-- Begin MATERIALS PROVIDED --

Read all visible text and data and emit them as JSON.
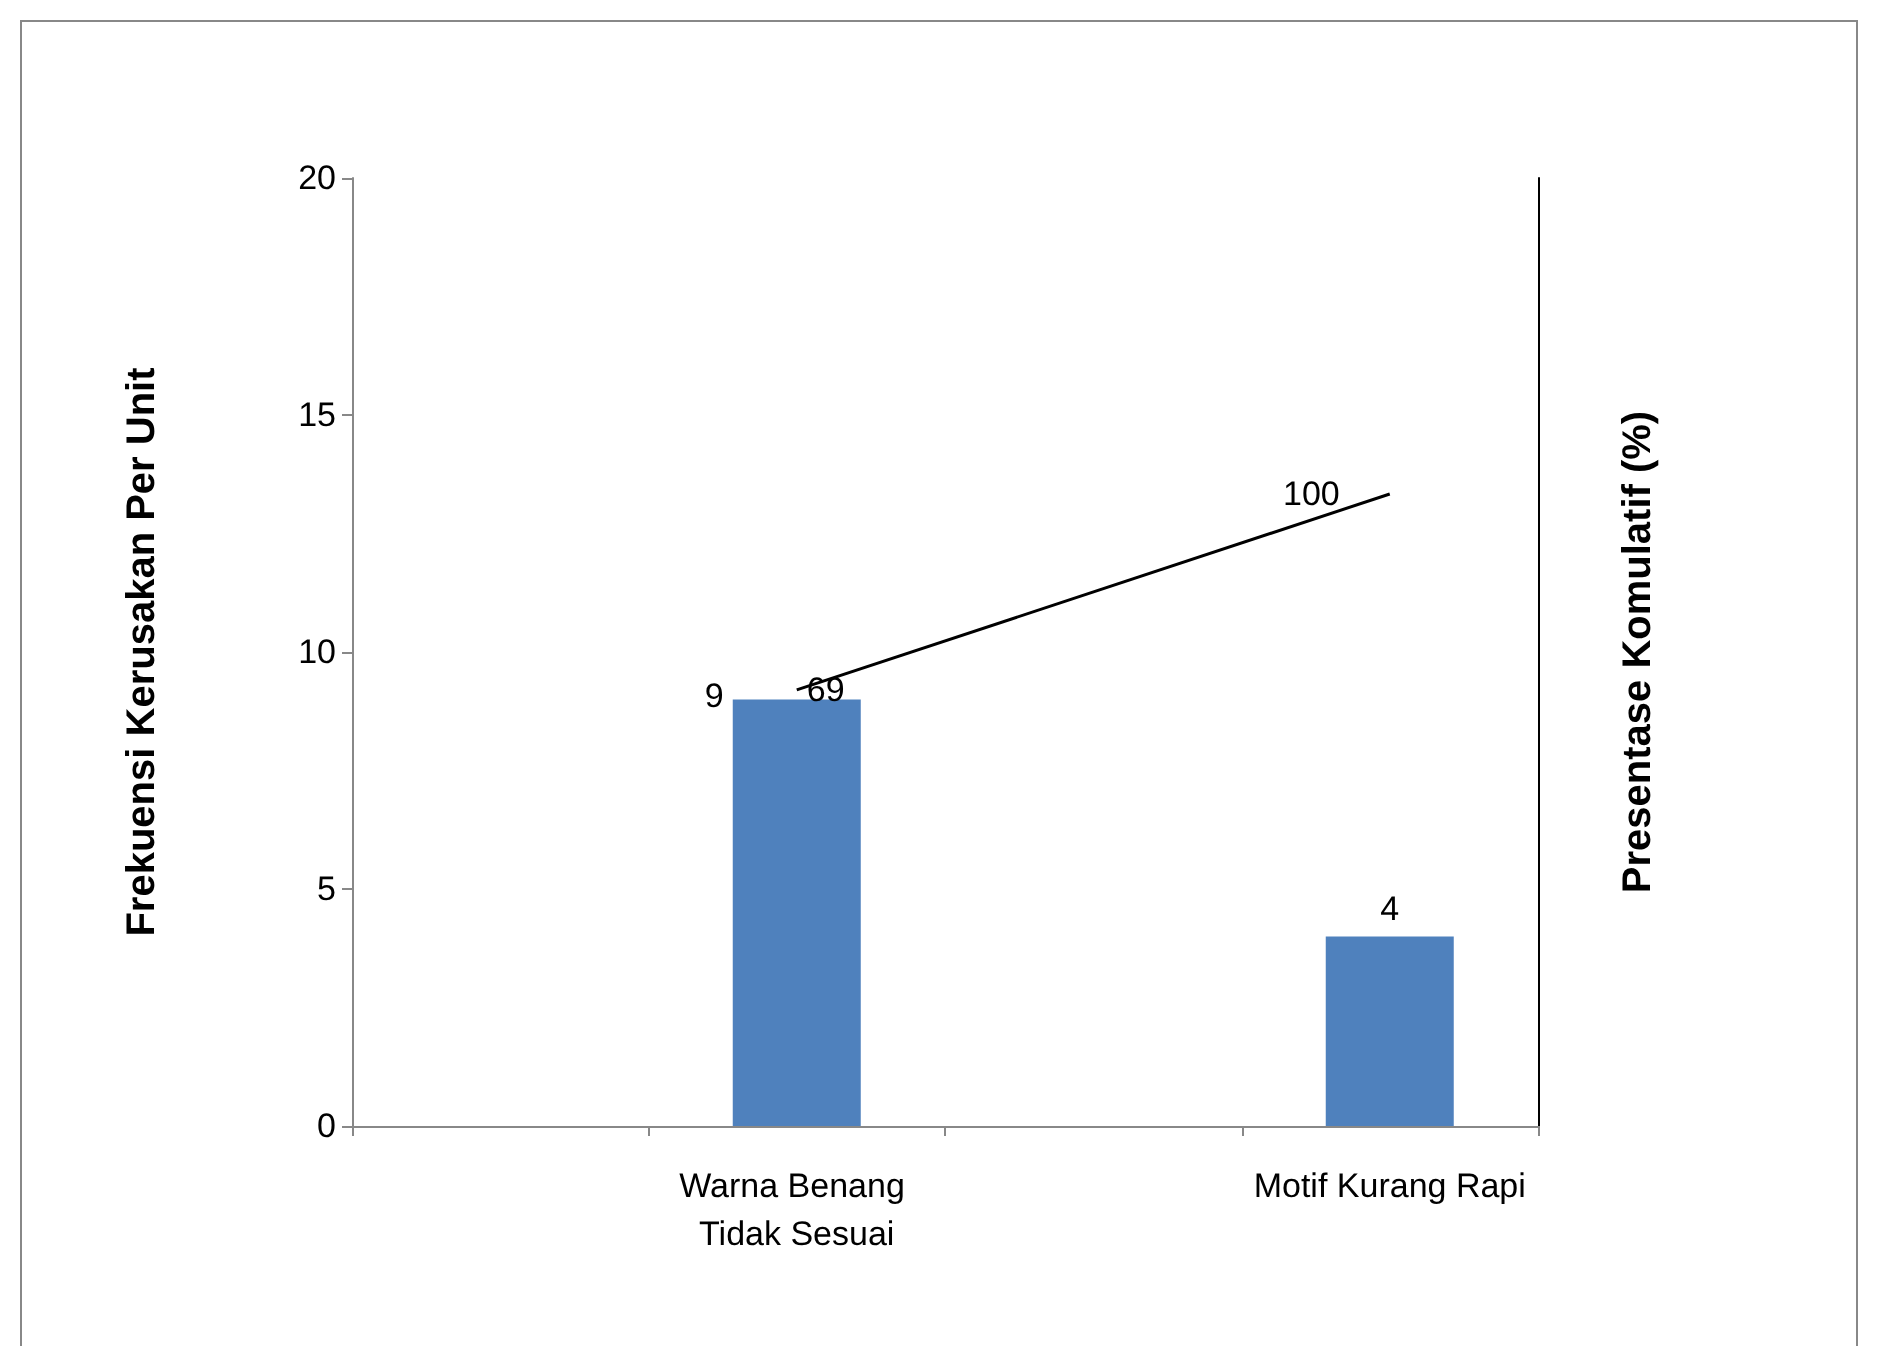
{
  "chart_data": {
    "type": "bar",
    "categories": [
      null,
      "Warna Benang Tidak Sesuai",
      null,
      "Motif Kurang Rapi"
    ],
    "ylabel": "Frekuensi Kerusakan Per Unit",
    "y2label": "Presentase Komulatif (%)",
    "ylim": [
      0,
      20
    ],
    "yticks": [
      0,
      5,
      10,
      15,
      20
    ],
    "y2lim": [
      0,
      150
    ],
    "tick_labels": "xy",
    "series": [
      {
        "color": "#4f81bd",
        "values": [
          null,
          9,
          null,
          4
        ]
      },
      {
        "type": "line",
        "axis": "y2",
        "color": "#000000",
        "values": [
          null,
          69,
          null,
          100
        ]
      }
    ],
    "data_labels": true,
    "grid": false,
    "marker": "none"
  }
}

-- End MATERIALS PROVIDED --

AIM =>
Make an exact copy of the records shown above, without the pictures.

REPLY =>
Read all visible text and data and emit them as JSON.
{
  "chart_data": {
    "type": "bar",
    "categories": [
      null,
      "Warna Benang Tidak Sesuai",
      null,
      "Motif Kurang Rapi"
    ],
    "ylabel": "Frekuensi Kerusakan Per Unit",
    "y2label": "Presentase Komulatif (%)",
    "ylim": [
      0,
      20
    ],
    "yticks": [
      0,
      5,
      10,
      15,
      20
    ],
    "y2lim": [
      0,
      150
    ],
    "tick_labels": "xy",
    "series": [
      {
        "color": "#4f81bd",
        "values": [
          null,
          9,
          null,
          4
        ]
      },
      {
        "type": "line",
        "axis": "y2",
        "color": "#000000",
        "values": [
          null,
          69,
          null,
          100
        ]
      }
    ],
    "data_labels": true,
    "grid": false,
    "marker": "none"
  }
}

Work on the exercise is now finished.